- _Task goal_
In the material below, find each line holding the string "รองปล" and copy it.

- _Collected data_
____________________
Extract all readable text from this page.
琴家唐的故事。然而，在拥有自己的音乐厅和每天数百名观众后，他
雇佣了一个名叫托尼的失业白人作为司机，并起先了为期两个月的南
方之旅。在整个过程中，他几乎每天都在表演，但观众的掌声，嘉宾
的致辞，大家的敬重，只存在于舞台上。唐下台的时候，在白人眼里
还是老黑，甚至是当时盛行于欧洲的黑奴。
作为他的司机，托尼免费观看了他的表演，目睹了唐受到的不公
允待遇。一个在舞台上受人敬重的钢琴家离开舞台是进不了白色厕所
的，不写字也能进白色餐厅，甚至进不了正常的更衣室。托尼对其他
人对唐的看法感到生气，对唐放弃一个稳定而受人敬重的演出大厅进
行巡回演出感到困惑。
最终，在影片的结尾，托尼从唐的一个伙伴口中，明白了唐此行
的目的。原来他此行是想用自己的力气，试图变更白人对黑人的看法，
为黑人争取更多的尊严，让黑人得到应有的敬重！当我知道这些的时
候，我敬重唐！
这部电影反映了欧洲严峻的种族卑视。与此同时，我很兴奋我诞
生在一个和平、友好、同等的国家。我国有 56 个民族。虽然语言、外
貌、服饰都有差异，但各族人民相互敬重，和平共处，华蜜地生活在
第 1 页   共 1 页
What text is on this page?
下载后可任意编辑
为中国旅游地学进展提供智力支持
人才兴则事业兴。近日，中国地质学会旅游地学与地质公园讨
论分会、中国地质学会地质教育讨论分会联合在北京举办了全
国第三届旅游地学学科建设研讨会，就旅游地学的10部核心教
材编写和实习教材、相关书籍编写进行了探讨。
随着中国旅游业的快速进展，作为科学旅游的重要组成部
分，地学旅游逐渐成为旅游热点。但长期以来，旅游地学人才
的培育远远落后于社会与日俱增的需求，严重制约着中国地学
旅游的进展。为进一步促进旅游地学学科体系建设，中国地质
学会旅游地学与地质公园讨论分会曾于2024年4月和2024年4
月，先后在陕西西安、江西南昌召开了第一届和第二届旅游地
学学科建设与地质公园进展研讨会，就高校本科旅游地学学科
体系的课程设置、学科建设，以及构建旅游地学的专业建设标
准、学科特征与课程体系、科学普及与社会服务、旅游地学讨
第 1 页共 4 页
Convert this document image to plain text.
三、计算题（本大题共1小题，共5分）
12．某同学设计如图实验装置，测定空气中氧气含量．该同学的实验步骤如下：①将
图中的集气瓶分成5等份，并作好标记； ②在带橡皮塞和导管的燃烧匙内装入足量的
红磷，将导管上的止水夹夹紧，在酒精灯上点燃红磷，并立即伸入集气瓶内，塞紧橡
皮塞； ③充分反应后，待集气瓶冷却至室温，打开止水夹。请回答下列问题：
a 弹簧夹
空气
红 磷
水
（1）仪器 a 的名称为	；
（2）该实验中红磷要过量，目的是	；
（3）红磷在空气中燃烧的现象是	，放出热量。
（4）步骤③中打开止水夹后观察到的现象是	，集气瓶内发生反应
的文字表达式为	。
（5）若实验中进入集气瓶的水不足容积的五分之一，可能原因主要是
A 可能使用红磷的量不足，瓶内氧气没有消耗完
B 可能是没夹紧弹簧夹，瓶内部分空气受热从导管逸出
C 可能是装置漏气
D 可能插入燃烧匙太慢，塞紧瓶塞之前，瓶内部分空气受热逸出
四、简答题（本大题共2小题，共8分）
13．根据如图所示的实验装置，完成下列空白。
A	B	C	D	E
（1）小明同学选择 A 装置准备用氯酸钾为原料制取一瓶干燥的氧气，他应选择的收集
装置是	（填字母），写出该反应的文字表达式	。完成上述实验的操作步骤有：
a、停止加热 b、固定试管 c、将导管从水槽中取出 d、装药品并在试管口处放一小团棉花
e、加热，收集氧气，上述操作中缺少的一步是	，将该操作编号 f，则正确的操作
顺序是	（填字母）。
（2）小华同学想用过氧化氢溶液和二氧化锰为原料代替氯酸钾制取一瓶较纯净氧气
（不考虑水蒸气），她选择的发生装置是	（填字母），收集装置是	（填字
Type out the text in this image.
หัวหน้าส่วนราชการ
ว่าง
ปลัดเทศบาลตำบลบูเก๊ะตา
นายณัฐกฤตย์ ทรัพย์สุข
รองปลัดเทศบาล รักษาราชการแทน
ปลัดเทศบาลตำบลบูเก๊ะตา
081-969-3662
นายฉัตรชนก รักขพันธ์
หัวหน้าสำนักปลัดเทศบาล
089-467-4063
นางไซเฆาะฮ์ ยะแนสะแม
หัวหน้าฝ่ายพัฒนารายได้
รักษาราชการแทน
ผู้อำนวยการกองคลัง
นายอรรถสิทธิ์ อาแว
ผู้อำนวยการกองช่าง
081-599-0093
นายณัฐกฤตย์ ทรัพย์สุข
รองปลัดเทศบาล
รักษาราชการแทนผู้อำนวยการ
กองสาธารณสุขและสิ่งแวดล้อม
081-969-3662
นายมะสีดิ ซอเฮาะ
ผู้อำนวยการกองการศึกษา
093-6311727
____________________
- _Result below_
รองปลัดเทศบาล รักษาราชการแทน
รองปลัดเทศบาล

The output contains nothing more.